● **Work to complete**:
Leave out the pictures and reproduce all of the data exactly.
### Rows
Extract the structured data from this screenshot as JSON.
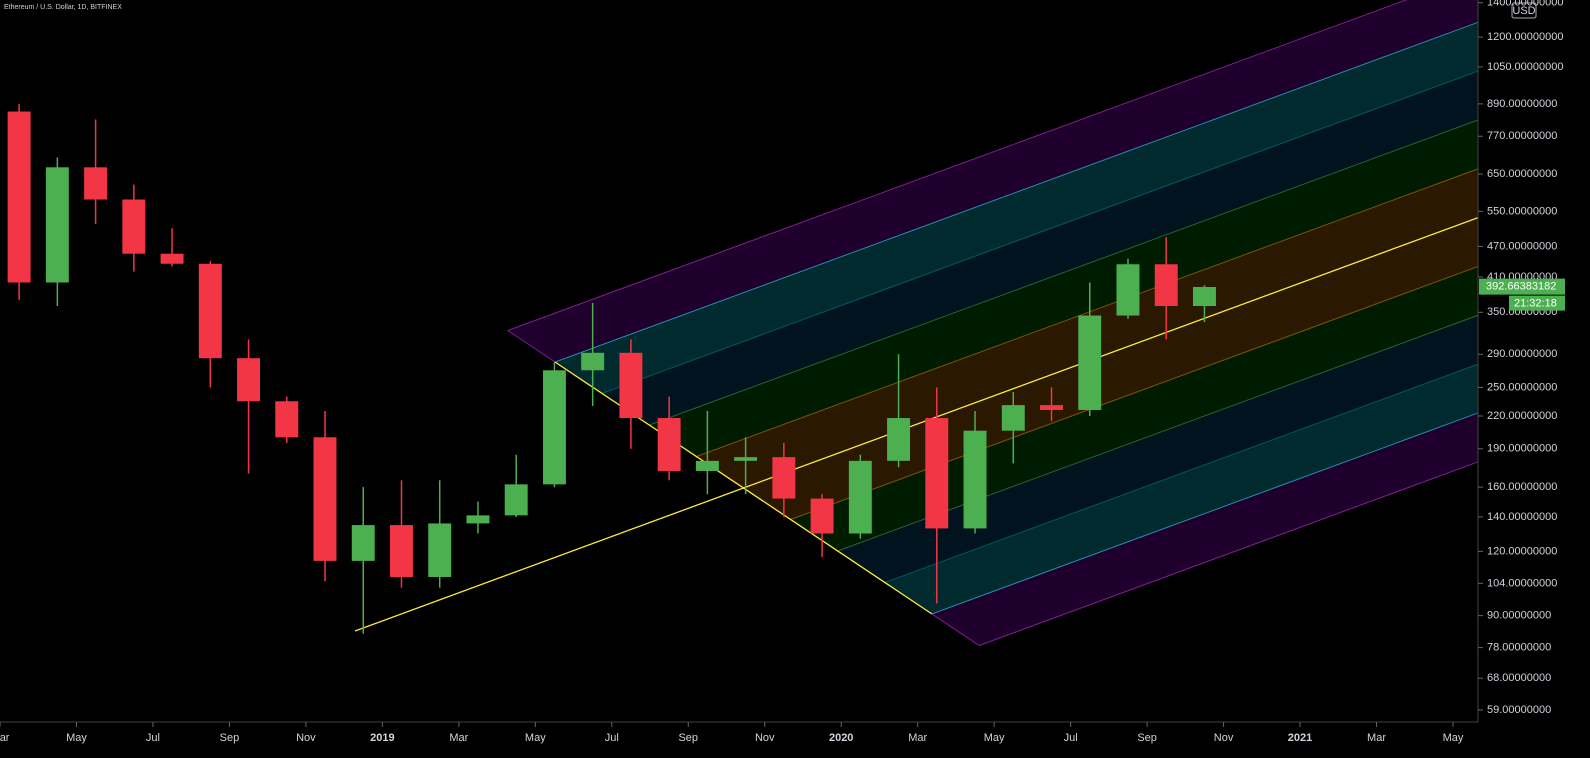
{
  "chart_data": {
    "type": "candlestick",
    "title": "Ethereum / U.S. Dollar, 1D, BITFINEX",
    "currency": "USD",
    "log": true,
    "up_color": "#4caf50",
    "down_color": "#f23645",
    "x": [
      "2018-03",
      "2018-04",
      "2018-05",
      "2018-06",
      "2018-07",
      "2018-08",
      "2018-09",
      "2018-10",
      "2018-11",
      "2018-12",
      "2019-01",
      "2019-02",
      "2019-03",
      "2019-04",
      "2019-05",
      "2019-06",
      "2019-07",
      "2019-08",
      "2019-09",
      "2019-10",
      "2019-11",
      "2019-12",
      "2020-01",
      "2020-02",
      "2020-03",
      "2020-04",
      "2020-05",
      "2020-06",
      "2020-07",
      "2020-08",
      "2020-09",
      "2020-10"
    ],
    "open": [
      860,
      400,
      670,
      580,
      455,
      435,
      285,
      235,
      200,
      115,
      135,
      107,
      136,
      141,
      162,
      270,
      292,
      218,
      172,
      180,
      183,
      152,
      130,
      180,
      218,
      133,
      206,
      231,
      226,
      345,
      434,
      360
    ],
    "high": [
      890,
      700,
      830,
      620,
      510,
      440,
      310,
      240,
      225,
      160,
      165,
      165,
      150,
      185,
      280,
      365,
      310,
      240,
      225,
      200,
      195,
      155,
      185,
      290,
      250,
      225,
      245,
      250,
      400,
      445,
      490,
      395
    ],
    "low": [
      370,
      360,
      520,
      420,
      430,
      250,
      170,
      195,
      105,
      83,
      102,
      102,
      130,
      140,
      160,
      230,
      190,
      165,
      155,
      155,
      140,
      117,
      127,
      175,
      95,
      130,
      178,
      215,
      220,
      340,
      310,
      335
    ],
    "close": [
      400,
      670,
      580,
      455,
      435,
      285,
      235,
      200,
      115,
      135,
      107,
      136,
      141,
      162,
      270,
      292,
      218,
      172,
      180,
      183,
      152,
      130,
      180,
      218,
      133,
      206,
      231,
      226,
      345,
      434,
      360,
      392
    ],
    "xlim": [
      "2018-03",
      "2021-05"
    ],
    "xticks": [
      {
        "value": "2018-03",
        "label": "Mar"
      },
      {
        "value": "2018-05",
        "label": "May"
      },
      {
        "value": "2018-07",
        "label": "Jul"
      },
      {
        "value": "2018-09",
        "label": "Sep"
      },
      {
        "value": "2018-11",
        "label": "Nov"
      },
      {
        "value": "2019-01",
        "label": "2019"
      },
      {
        "value": "2019-03",
        "label": "Mar"
      },
      {
        "value": "2019-05",
        "label": "May"
      },
      {
        "value": "2019-07",
        "label": "Jul"
      },
      {
        "value": "2019-09",
        "label": "Sep"
      },
      {
        "value": "2019-11",
        "label": "Nov"
      },
      {
        "value": "2020-01",
        "label": "2020"
      },
      {
        "value": "2020-03",
        "label": "Mar"
      },
      {
        "value": "2020-05",
        "label": "May"
      },
      {
        "value": "2020-07",
        "label": "Jul"
      },
      {
        "value": "2020-09",
        "label": "Sep"
      },
      {
        "value": "2020-11",
        "label": "Nov"
      },
      {
        "value": "2021-01",
        "label": "2021"
      },
      {
        "value": "2021-03",
        "label": "Mar"
      },
      {
        "value": "2021-05",
        "label": "May"
      }
    ],
    "ylim": [
      55.9,
      1417
    ],
    "yticks": [
      {
        "value": 1400,
        "label": "1400.00000000"
      },
      {
        "value": 1200,
        "label": "1200.00000000"
      },
      {
        "value": 1050,
        "label": "1050.00000000"
      },
      {
        "value": 890,
        "label": "890.00000000"
      },
      {
        "value": 770,
        "label": "770.00000000"
      },
      {
        "value": 650,
        "label": "650.00000000"
      },
      {
        "value": 550,
        "label": "550.00000000"
      },
      {
        "value": 470,
        "label": "470.00000000"
      },
      {
        "value": 410,
        "label": "410.00000000"
      },
      {
        "value": 350,
        "label": "350.00000000"
      },
      {
        "value": 290,
        "label": "290.00000000"
      },
      {
        "value": 250,
        "label": "250.00000000"
      },
      {
        "value": 220,
        "label": "220.00000000"
      },
      {
        "value": 190,
        "label": "190.00000000"
      },
      {
        "value": 160,
        "label": "160.00000000"
      },
      {
        "value": 140,
        "label": "140.00000000"
      },
      {
        "value": 120,
        "label": "120.00000000"
      },
      {
        "value": 104,
        "label": "104.00000000"
      },
      {
        "value": 90,
        "label": "90.00000000"
      },
      {
        "value": 78,
        "label": "78.00000000"
      },
      {
        "value": 68,
        "label": "68.00000000"
      },
      {
        "value": 59,
        "label": "59.00000000"
      }
    ],
    "last_price": 392.66383182,
    "countdown": "21:32:18"
  }
}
######
● **Written solution**:
Extract the structured data from this screenshot as JSON.
{
  "chart_data": {
    "type": "candlestick",
    "title": "Ethereum / U.S. Dollar, 1D, BITFINEX",
    "currency": "USD",
    "log": true,
    "up_color": "#4caf50",
    "down_color": "#f23645",
    "x": [
      "2018-03",
      "2018-04",
      "2018-05",
      "2018-06",
      "2018-07",
      "2018-08",
      "2018-09",
      "2018-10",
      "2018-11",
      "2018-12",
      "2019-01",
      "2019-02",
      "2019-03",
      "2019-04",
      "2019-05",
      "2019-06",
      "2019-07",
      "2019-08",
      "2019-09",
      "2019-10",
      "2019-11",
      "2019-12",
      "2020-01",
      "2020-02",
      "2020-03",
      "2020-04",
      "2020-05",
      "2020-06",
      "2020-07",
      "2020-08",
      "2020-09",
      "2020-10"
    ],
    "open": [
      860,
      400,
      670,
      580,
      455,
      435,
      285,
      235,
      200,
      115,
      135,
      107,
      136,
      141,
      162,
      270,
      292,
      218,
      172,
      180,
      183,
      152,
      130,
      180,
      218,
      133,
      206,
      231,
      226,
      345,
      434,
      360
    ],
    "high": [
      890,
      700,
      830,
      620,
      510,
      440,
      310,
      240,
      225,
      160,
      165,
      165,
      150,
      185,
      280,
      365,
      310,
      240,
      225,
      200,
      195,
      155,
      185,
      290,
      250,
      225,
      245,
      250,
      400,
      445,
      490,
      395
    ],
    "low": [
      370,
      360,
      520,
      420,
      430,
      250,
      170,
      195,
      105,
      83,
      102,
      102,
      130,
      140,
      160,
      230,
      190,
      165,
      155,
      155,
      140,
      117,
      127,
      175,
      95,
      130,
      178,
      215,
      220,
      340,
      310,
      335
    ],
    "close": [
      400,
      670,
      580,
      455,
      435,
      285,
      235,
      200,
      115,
      135,
      107,
      136,
      141,
      162,
      270,
      292,
      218,
      172,
      180,
      183,
      152,
      130,
      180,
      218,
      133,
      206,
      231,
      226,
      345,
      434,
      360,
      392
    ],
    "xlim": [
      "2018-03",
      "2021-05"
    ],
    "xticks": [
      {
        "value": "2018-03",
        "label": "Mar"
      },
      {
        "value": "2018-05",
        "label": "May"
      },
      {
        "value": "2018-07",
        "label": "Jul"
      },
      {
        "value": "2018-09",
        "label": "Sep"
      },
      {
        "value": "2018-11",
        "label": "Nov"
      },
      {
        "value": "2019-01",
        "label": "2019"
      },
      {
        "value": "2019-03",
        "label": "Mar"
      },
      {
        "value": "2019-05",
        "label": "May"
      },
      {
        "value": "2019-07",
        "label": "Jul"
      },
      {
        "value": "2019-09",
        "label": "Sep"
      },
      {
        "value": "2019-11",
        "label": "Nov"
      },
      {
        "value": "2020-01",
        "label": "2020"
      },
      {
        "value": "2020-03",
        "label": "Mar"
      },
      {
        "value": "2020-05",
        "label": "May"
      },
      {
        "value": "2020-07",
        "label": "Jul"
      },
      {
        "value": "2020-09",
        "label": "Sep"
      },
      {
        "value": "2020-11",
        "label": "Nov"
      },
      {
        "value": "2021-01",
        "label": "2021"
      },
      {
        "value": "2021-03",
        "label": "Mar"
      },
      {
        "value": "2021-05",
        "label": "May"
      }
    ],
    "ylim": [
      55.9,
      1417
    ],
    "yticks": [
      {
        "value": 1400,
        "label": "1400.00000000"
      },
      {
        "value": 1200,
        "label": "1200.00000000"
      },
      {
        "value": 1050,
        "label": "1050.00000000"
      },
      {
        "value": 890,
        "label": "890.00000000"
      },
      {
        "value": 770,
        "label": "770.00000000"
      },
      {
        "value": 650,
        "label": "650.00000000"
      },
      {
        "value": 550,
        "label": "550.00000000"
      },
      {
        "value": 470,
        "label": "470.00000000"
      },
      {
        "value": 410,
        "label": "410.00000000"
      },
      {
        "value": 350,
        "label": "350.00000000"
      },
      {
        "value": 290,
        "label": "290.00000000"
      },
      {
        "value": 250,
        "label": "250.00000000"
      },
      {
        "value": 220,
        "label": "220.00000000"
      },
      {
        "value": 190,
        "label": "190.00000000"
      },
      {
        "value": 160,
        "label": "160.00000000"
      },
      {
        "value": 140,
        "label": "140.00000000"
      },
      {
        "value": 120,
        "label": "120.00000000"
      },
      {
        "value": 104,
        "label": "104.00000000"
      },
      {
        "value": 90,
        "label": "90.00000000"
      },
      {
        "value": 78,
        "label": "78.00000000"
      },
      {
        "value": 68,
        "label": "68.00000000"
      },
      {
        "value": 59,
        "label": "59.00000000"
      }
    ],
    "last_price": 392.66383182,
    "countdown": "21:32:18"
  }
}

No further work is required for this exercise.